Collection entries
^^^^

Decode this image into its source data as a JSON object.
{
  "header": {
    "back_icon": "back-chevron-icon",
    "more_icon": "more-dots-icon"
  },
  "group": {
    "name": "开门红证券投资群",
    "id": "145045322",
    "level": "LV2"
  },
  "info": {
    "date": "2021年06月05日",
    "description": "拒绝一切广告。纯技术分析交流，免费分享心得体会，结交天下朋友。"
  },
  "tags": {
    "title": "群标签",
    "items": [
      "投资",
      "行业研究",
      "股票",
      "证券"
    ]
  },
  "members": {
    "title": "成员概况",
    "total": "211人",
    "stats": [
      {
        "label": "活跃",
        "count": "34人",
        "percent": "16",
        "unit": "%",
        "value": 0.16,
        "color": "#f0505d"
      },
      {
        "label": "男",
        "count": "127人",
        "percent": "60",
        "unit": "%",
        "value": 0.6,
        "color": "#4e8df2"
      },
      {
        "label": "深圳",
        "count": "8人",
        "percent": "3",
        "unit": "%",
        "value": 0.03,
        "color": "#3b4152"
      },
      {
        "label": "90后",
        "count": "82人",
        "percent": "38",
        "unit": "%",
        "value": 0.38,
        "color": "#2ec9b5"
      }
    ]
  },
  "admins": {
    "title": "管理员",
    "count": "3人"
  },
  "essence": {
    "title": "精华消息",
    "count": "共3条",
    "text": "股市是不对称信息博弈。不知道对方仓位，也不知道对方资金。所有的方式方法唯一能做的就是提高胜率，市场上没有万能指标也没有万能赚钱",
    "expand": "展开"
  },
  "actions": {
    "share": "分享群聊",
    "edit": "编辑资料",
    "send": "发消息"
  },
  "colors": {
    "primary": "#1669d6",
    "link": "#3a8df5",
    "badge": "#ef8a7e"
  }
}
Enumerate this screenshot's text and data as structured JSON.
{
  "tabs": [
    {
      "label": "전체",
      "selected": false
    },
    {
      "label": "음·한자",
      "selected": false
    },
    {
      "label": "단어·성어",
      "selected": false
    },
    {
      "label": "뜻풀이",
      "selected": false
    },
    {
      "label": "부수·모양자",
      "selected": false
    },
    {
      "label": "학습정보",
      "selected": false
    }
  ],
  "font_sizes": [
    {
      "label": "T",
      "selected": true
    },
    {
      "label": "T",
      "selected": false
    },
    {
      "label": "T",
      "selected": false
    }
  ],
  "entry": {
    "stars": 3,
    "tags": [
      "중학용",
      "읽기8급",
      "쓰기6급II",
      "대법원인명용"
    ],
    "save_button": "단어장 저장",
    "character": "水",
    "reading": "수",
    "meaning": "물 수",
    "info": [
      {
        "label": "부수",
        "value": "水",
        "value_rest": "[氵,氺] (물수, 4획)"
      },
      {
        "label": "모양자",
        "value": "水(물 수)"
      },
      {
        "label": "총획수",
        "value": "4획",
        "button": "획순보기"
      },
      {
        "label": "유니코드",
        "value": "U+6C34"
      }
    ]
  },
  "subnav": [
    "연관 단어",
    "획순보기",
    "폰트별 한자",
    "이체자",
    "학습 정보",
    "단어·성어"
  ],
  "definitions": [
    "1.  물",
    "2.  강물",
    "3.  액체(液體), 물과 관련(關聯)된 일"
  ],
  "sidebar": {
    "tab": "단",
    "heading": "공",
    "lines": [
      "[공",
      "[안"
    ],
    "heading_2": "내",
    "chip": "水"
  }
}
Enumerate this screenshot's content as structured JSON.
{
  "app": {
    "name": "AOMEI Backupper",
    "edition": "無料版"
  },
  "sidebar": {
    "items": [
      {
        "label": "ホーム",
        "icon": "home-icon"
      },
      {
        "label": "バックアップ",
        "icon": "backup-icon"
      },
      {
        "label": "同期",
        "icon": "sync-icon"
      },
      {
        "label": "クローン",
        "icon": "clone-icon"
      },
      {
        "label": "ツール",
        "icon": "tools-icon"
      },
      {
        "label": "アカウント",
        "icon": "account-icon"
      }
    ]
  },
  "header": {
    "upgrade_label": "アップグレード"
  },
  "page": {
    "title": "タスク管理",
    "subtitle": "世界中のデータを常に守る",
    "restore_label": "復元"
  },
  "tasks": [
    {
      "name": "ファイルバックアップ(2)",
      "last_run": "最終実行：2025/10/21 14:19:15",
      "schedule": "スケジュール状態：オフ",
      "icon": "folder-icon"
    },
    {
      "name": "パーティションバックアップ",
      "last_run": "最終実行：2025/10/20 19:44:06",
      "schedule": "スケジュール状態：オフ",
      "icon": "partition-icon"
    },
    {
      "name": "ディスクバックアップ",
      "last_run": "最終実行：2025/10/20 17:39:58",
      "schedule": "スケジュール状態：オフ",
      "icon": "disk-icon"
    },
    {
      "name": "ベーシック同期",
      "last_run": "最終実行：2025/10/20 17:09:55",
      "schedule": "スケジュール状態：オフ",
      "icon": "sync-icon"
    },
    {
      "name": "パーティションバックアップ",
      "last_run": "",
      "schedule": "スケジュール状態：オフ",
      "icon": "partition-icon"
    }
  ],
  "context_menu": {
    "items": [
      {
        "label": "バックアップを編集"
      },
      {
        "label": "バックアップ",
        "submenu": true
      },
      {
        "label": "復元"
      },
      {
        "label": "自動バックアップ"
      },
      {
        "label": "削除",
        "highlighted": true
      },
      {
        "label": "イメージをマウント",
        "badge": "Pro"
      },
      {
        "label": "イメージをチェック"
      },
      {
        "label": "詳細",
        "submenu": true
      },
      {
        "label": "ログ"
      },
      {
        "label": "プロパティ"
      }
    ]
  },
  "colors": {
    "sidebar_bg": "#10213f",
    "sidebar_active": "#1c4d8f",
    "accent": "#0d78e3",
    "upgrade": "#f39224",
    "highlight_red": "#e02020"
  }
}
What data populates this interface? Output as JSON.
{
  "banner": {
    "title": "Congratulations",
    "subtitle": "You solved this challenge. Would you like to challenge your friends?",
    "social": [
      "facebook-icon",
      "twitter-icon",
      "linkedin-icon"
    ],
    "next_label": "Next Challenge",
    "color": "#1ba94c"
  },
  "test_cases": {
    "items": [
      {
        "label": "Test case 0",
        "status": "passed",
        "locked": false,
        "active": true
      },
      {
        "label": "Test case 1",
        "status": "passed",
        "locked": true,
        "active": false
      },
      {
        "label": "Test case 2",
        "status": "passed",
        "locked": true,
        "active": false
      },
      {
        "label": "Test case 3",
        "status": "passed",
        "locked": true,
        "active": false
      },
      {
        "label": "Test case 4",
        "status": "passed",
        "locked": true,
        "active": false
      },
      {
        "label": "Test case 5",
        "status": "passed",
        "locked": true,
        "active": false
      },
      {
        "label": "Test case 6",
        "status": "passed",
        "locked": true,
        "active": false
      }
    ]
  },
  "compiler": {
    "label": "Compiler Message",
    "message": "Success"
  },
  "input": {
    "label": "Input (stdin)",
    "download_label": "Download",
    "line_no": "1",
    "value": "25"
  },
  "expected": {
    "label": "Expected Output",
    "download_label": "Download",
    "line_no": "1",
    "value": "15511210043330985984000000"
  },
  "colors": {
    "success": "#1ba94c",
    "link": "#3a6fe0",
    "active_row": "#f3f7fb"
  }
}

^^^^

■ WRITTEN INSTRUCTION
Output the data above exactly, please, line for line.

■ TASK SOLUTION
Decode this image into its source data as a JSON object.
{
  "header": {
    "back_icon": "back-chevron-icon",
    "more_icon": "more-dots-icon"
  },
  "group": {
    "name": "开门红证券投资群",
    "id": "145045322",
    "level": "LV2"
  },
  "info": {
    "date": "2021年06月05日",
    "description": "拒绝一切广告。纯技术分析交流，免费分享心得体会，结交天下朋友。"
  },
  "tags": {
    "title": "群标签",
    "items": [
      "投资",
      "行业研究",
      "股票",
      "证券"
    ]
  },
  "members": {
    "title": "成员概况",
    "total": "211人",
    "stats": [
      {
        "label": "活跃",
        "count": "34人",
        "percent": "16",
        "unit": "%",
        "value": 0.16,
        "color": "#f0505d"
      },
      {
        "label": "男",
        "count": "127人",
        "percent": "60",
        "unit": "%",
        "value": 0.6,
        "color": "#4e8df2"
      },
      {
        "label": "深圳",
        "count": "8人",
        "percent": "3",
        "unit": "%",
        "value": 0.03,
        "color": "#3b4152"
      },
      {
        "label": "90后",
        "count": "82人",
        "percent": "38",
        "unit": "%",
        "value": 0.38,
        "color": "#2ec9b5"
      }
    ]
  },
  "admins": {
    "title": "管理员",
    "count": "3人"
  },
  "essence": {
    "title": "精华消息",
    "count": "共3条",
    "text": "股市是不对称信息博弈。不知道对方仓位，也不知道对方资金。所有的方式方法唯一能做的就是提高胜率，市场上没有万能指标也没有万能赚钱",
    "expand": "展开"
  },
  "actions": {
    "share": "分享群聊",
    "edit": "编辑资料",
    "send": "发消息"
  },
  "colors": {
    "primary": "#1669d6",
    "link": "#3a8df5",
    "badge": "#ef8a7e"
  }
}
Enumerate this screenshot's text and data as structured JSON.
{
  "tabs": [
    {
      "label": "전체",
      "selected": false
    },
    {
      "label": "음·한자",
      "selected": false
    },
    {
      "label": "단어·성어",
      "selected": false
    },
    {
      "label": "뜻풀이",
      "selected": false
    },
    {
      "label": "부수·모양자",
      "selected": false
    },
    {
      "label": "학습정보",
      "selected": false
    }
  ],
  "font_sizes": [
    {
      "label": "T",
      "selected": true
    },
    {
      "label": "T",
      "selected": false
    },
    {
      "label": "T",
      "selected": false
    }
  ],
  "entry": {
    "stars": 3,
    "tags": [
      "중학용",
      "읽기8급",
      "쓰기6급II",
      "대법원인명용"
    ],
    "save_button": "단어장 저장",
    "character": "水",
    "reading": "수",
    "meaning": "물 수",
    "info": [
      {
        "label": "부수",
        "value": "水",
        "value_rest": "[氵,氺] (물수, 4획)"
      },
      {
        "label": "모양자",
        "value": "水(물 수)"
      },
      {
        "label": "총획수",
        "value": "4획",
        "button": "획순보기"
      },
      {
        "label": "유니코드",
        "value": "U+6C34"
      }
    ]
  },
  "subnav": [
    "연관 단어",
    "획순보기",
    "폰트별 한자",
    "이체자",
    "학습 정보",
    "단어·성어"
  ],
  "definitions": [
    "1.  물",
    "2.  강물",
    "3.  액체(液體), 물과 관련(關聯)된 일"
  ],
  "sidebar": {
    "tab": "단",
    "heading": "공",
    "lines": [
      "[공",
      "[안"
    ],
    "heading_2": "내",
    "chip": "水"
  }
}
Enumerate this screenshot's content as structured JSON.
{
  "app": {
    "name": "AOMEI Backupper",
    "edition": "無料版"
  },
  "sidebar": {
    "items": [
      {
        "label": "ホーム",
        "icon": "home-icon"
      },
      {
        "label": "バックアップ",
        "icon": "backup-icon"
      },
      {
        "label": "同期",
        "icon": "sync-icon"
      },
      {
        "label": "クローン",
        "icon": "clone-icon"
      },
      {
        "label": "ツール",
        "icon": "tools-icon"
      },
      {
        "label": "アカウント",
        "icon": "account-icon"
      }
    ]
  },
  "header": {
    "upgrade_label": "アップグレード"
  },
  "page": {
    "title": "タスク管理",
    "subtitle": "世界中のデータを常に守る",
    "restore_label": "復元"
  },
  "tasks": [
    {
      "name": "ファイルバックアップ(2)",
      "last_run": "最終実行：2025/10/21 14:19:15",
      "schedule": "スケジュール状態：オフ",
      "icon": "folder-icon"
    },
    {
      "name": "パーティションバックアップ",
      "last_run": "最終実行：2025/10/20 19:44:06",
      "schedule": "スケジュール状態：オフ",
      "icon": "partition-icon"
    },
    {
      "name": "ディスクバックアップ",
      "last_run": "最終実行：2025/10/20 17:39:58",
      "schedule": "スケジュール状態：オフ",
      "icon": "disk-icon"
    },
    {
      "name": "ベーシック同期",
      "last_run": "最終実行：2025/10/20 17:09:55",
      "schedule": "スケジュール状態：オフ",
      "icon": "sync-icon"
    },
    {
      "name": "パーティションバックアップ",
      "last_run": "",
      "schedule": "スケジュール状態：オフ",
      "icon": "partition-icon"
    }
  ],
  "context_menu": {
    "items": [
      {
        "label": "バックアップを編集"
      },
      {
        "label": "バックアップ",
        "submenu": true
      },
      {
        "label": "復元"
      },
      {
        "label": "自動バックアップ"
      },
      {
        "label": "削除",
        "highlighted": true
      },
      {
        "label": "イメージをマウント",
        "badge": "Pro"
      },
      {
        "label": "イメージをチェック"
      },
      {
        "label": "詳細",
        "submenu": true
      },
      {
        "label": "ログ"
      },
      {
        "label": "プロパティ"
      }
    ]
  },
  "colors": {
    "sidebar_bg": "#10213f",
    "sidebar_active": "#1c4d8f",
    "accent": "#0d78e3",
    "upgrade": "#f39224",
    "highlight_red": "#e02020"
  }
}
What data populates this interface? Output as JSON.
{
  "banner": {
    "title": "Congratulations",
    "subtitle": "You solved this challenge. Would you like to challenge your friends?",
    "social": [
      "facebook-icon",
      "twitter-icon",
      "linkedin-icon"
    ],
    "next_label": "Next Challenge",
    "color": "#1ba94c"
  },
  "test_cases": {
    "items": [
      {
        "label": "Test case 0",
        "status": "passed",
        "locked": false,
        "active": true
      },
      {
        "label": "Test case 1",
        "status": "passed",
        "locked": true,
        "active": false
      },
      {
        "label": "Test case 2",
        "status": "passed",
        "locked": true,
        "active": false
      },
      {
        "label": "Test case 3",
        "status": "passed",
        "locked": true,
        "active": false
      },
      {
        "label": "Test case 4",
        "status": "passed",
        "locked": true,
        "active": false
      },
      {
        "label": "Test case 5",
        "status": "passed",
        "locked": true,
        "active": false
      },
      {
        "label": "Test case 6",
        "status": "passed",
        "locked": true,
        "active": false
      }
    ]
  },
  "compiler": {
    "label": "Compiler Message",
    "message": "Success"
  },
  "input": {
    "label": "Input (stdin)",
    "download_label": "Download",
    "line_no": "1",
    "value": "25"
  },
  "expected": {
    "label": "Expected Output",
    "download_label": "Download",
    "line_no": "1",
    "value": "15511210043330985984000000"
  },
  "colors": {
    "success": "#1ba94c",
    "link": "#3a6fe0",
    "active_row": "#f3f7fb"
  }
}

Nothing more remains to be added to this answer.